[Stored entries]
>> Begin

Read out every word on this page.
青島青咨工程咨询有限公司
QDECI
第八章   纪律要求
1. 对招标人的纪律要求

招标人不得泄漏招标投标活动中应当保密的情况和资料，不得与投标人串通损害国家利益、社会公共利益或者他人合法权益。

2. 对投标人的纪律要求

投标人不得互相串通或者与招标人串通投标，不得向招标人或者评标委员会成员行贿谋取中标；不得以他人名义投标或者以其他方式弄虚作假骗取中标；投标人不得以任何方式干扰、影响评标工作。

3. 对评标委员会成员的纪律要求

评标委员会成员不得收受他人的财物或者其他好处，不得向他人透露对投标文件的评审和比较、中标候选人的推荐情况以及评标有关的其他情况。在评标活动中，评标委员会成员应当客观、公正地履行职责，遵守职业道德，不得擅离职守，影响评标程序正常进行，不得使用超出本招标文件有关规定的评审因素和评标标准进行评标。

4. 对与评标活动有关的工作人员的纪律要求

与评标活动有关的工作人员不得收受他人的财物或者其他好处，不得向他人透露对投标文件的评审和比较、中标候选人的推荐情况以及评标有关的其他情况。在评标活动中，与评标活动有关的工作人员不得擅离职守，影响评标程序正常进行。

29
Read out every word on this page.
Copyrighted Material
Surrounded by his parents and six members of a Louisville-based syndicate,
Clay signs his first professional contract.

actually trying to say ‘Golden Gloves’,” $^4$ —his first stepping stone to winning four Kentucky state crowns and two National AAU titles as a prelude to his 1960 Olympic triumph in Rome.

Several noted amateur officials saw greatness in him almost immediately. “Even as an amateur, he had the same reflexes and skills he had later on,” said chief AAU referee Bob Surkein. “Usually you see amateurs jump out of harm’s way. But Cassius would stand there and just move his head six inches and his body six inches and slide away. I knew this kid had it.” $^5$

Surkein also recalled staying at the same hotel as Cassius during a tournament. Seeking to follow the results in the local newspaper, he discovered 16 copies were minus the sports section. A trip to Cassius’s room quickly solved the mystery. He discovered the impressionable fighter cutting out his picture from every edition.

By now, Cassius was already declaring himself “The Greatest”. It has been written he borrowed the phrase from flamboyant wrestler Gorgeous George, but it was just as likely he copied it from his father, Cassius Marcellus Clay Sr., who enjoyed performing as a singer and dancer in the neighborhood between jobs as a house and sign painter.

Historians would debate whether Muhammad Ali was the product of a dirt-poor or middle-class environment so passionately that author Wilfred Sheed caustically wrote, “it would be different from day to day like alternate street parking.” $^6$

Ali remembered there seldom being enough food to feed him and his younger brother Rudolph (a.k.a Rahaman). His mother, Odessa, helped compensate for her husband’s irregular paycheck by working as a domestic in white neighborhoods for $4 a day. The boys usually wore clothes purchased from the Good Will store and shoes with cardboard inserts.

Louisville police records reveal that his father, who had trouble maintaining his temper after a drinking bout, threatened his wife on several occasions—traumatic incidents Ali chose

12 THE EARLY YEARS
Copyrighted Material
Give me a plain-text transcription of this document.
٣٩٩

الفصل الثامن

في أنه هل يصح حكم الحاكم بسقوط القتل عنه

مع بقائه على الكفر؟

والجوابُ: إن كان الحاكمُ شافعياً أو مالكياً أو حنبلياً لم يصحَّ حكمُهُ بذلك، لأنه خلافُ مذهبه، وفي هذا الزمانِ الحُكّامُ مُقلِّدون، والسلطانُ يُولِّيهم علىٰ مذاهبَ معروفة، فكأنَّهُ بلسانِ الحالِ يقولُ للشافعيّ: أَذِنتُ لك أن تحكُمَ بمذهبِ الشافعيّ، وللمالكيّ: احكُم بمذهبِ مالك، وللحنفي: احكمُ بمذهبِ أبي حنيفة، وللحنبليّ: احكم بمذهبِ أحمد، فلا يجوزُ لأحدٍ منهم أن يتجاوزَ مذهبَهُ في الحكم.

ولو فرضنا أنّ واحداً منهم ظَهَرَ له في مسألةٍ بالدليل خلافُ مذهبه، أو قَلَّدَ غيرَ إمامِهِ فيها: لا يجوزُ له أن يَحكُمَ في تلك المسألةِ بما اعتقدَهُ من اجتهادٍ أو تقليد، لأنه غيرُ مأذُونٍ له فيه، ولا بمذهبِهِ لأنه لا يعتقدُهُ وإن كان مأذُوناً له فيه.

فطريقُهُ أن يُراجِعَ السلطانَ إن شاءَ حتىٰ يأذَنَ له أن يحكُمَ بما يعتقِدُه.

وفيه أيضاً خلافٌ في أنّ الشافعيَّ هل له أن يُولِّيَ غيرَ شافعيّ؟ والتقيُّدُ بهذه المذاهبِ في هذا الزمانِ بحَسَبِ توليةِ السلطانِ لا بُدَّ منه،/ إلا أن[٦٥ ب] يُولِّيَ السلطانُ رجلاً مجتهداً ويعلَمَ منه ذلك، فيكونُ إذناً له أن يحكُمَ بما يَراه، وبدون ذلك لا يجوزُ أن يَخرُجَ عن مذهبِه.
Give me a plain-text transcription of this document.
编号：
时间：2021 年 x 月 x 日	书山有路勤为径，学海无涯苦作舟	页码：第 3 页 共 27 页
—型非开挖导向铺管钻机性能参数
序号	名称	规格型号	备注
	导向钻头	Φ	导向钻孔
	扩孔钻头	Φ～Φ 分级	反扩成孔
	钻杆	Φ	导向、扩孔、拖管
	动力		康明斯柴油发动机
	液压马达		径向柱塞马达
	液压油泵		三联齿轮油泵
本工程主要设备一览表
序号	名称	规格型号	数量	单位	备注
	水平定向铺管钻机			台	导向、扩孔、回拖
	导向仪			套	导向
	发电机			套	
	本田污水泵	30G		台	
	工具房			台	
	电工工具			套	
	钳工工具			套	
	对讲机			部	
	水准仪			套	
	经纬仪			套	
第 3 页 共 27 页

>> End

__What you will do__: Type out the full listing again, exactly as given.

__Solution below__:
Read out every word on this page.
青島青咨工程咨询有限公司
QDECI
第八章   纪律要求
1. 对招标人的纪律要求

招标人不得泄漏招标投标活动中应当保密的情况和资料，不得与投标人串通损害国家利益、社会公共利益或者他人合法权益。

2. 对投标人的纪律要求

投标人不得互相串通或者与招标人串通投标，不得向招标人或者评标委员会成员行贿谋取中标；不得以他人名义投标或者以其他方式弄虚作假骗取中标；投标人不得以任何方式干扰、影响评标工作。

3. 对评标委员会成员的纪律要求

评标委员会成员不得收受他人的财物或者其他好处，不得向他人透露对投标文件的评审和比较、中标候选人的推荐情况以及评标有关的其他情况。在评标活动中，评标委员会成员应当客观、公正地履行职责，遵守职业道德，不得擅离职守，影响评标程序正常进行，不得使用超出本招标文件有关规定的评审因素和评标标准进行评标。

4. 对与评标活动有关的工作人员的纪律要求

与评标活动有关的工作人员不得收受他人的财物或者其他好处，不得向他人透露对投标文件的评审和比较、中标候选人的推荐情况以及评标有关的其他情况。在评标活动中，与评标活动有关的工作人员不得擅离职守，影响评标程序正常进行。

29
Read out every word on this page.
Copyrighted Material
Surrounded by his parents and six members of a Louisville-based syndicate,
Clay signs his first professional contract.

actually trying to say ‘Golden Gloves’,” $^4$ —his first stepping stone to winning four Kentucky state crowns and two National AAU titles as a prelude to his 1960 Olympic triumph in Rome.

Several noted amateur officials saw greatness in him almost immediately. “Even as an amateur, he had the same reflexes and skills he had later on,” said chief AAU referee Bob Surkein. “Usually you see amateurs jump out of harm’s way. But Cassius would stand there and just move his head six inches and his body six inches and slide away. I knew this kid had it.” $^5$

Surkein also recalled staying at the same hotel as Cassius during a tournament. Seeking to follow the results in the local newspaper, he discovered 16 copies were minus the sports section. A trip to Cassius’s room quickly solved the mystery. He discovered the impressionable fighter cutting out his picture from every edition.

By now, Cassius was already declaring himself “The Greatest”. It has been written he borrowed the phrase from flamboyant wrestler Gorgeous George, but it was just as likely he copied it from his father, Cassius Marcellus Clay Sr., who enjoyed performing as a singer and dancer in the neighborhood between jobs as a house and sign painter.

Historians would debate whether Muhammad Ali was the product of a dirt-poor or middle-class environment so passionately that author Wilfred Sheed caustically wrote, “it would be different from day to day like alternate street parking.” $^6$

Ali remembered there seldom being enough food to feed him and his younger brother Rudolph (a.k.a Rahaman). His mother, Odessa, helped compensate for her husband’s irregular paycheck by working as a domestic in white neighborhoods for $4 a day. The boys usually wore clothes purchased from the Good Will store and shoes with cardboard inserts.

Louisville police records reveal that his father, who had trouble maintaining his temper after a drinking bout, threatened his wife on several occasions—traumatic incidents Ali chose

12 THE EARLY YEARS
Copyrighted Material
Give me a plain-text transcription of this document.
٣٩٩

الفصل الثامن

في أنه هل يصح حكم الحاكم بسقوط القتل عنه

مع بقائه على الكفر؟

والجوابُ: إن كان الحاكمُ شافعياً أو مالكياً أو حنبلياً لم يصحَّ حكمُهُ بذلك، لأنه خلافُ مذهبه، وفي هذا الزمانِ الحُكّامُ مُقلِّدون، والسلطانُ يُولِّيهم علىٰ مذاهبَ معروفة، فكأنَّهُ بلسانِ الحالِ يقولُ للشافعيّ: أَذِنتُ لك أن تحكُمَ بمذهبِ الشافعيّ، وللمالكيّ: احكُم بمذهبِ مالك، وللحنفي: احكمُ بمذهبِ أبي حنيفة، وللحنبليّ: احكم بمذهبِ أحمد، فلا يجوزُ لأحدٍ منهم أن يتجاوزَ مذهبَهُ في الحكم.

ولو فرضنا أنّ واحداً منهم ظَهَرَ له في مسألةٍ بالدليل خلافُ مذهبه، أو قَلَّدَ غيرَ إمامِهِ فيها: لا يجوزُ له أن يَحكُمَ في تلك المسألةِ بما اعتقدَهُ من اجتهادٍ أو تقليد، لأنه غيرُ مأذُونٍ له فيه، ولا بمذهبِهِ لأنه لا يعتقدُهُ وإن كان مأذُوناً له فيه.

فطريقُهُ أن يُراجِعَ السلطانَ إن شاءَ حتىٰ يأذَنَ له أن يحكُمَ بما يعتقِدُه.

وفيه أيضاً خلافٌ في أنّ الشافعيَّ هل له أن يُولِّيَ غيرَ شافعيّ؟ والتقيُّدُ بهذه المذاهبِ في هذا الزمانِ بحَسَبِ توليةِ السلطانِ لا بُدَّ منه،/ إلا أن[٦٥ ب] يُولِّيَ السلطانُ رجلاً مجتهداً ويعلَمَ منه ذلك، فيكونُ إذناً له أن يحكُمَ بما يَراه، وبدون ذلك لا يجوزُ أن يَخرُجَ عن مذهبِه.
Give me a plain-text transcription of this document.
编号：
时间：2021 年 x 月 x 日	书山有路勤为径，学海无涯苦作舟	页码：第 3 页 共 27 页
—型非开挖导向铺管钻机性能参数
序号	名称	规格型号	备注
	导向钻头	Φ	导向钻孔
	扩孔钻头	Φ～Φ 分级	反扩成孔
	钻杆	Φ	导向、扩孔、拖管
	动力		康明斯柴油发动机
	液压马达		径向柱塞马达
	液压油泵		三联齿轮油泵
本工程主要设备一览表
序号	名称	规格型号	数量	单位	备注
	水平定向铺管钻机			台	导向、扩孔、回拖
	导向仪			套	导向
	发电机			套	
	本田污水泵	30G		台	
	工具房			台	
	电工工具			套	
	钳工工具			套	
	对讲机			部	
	水准仪			套	
	经纬仪			套	
第 3 页 共 27 页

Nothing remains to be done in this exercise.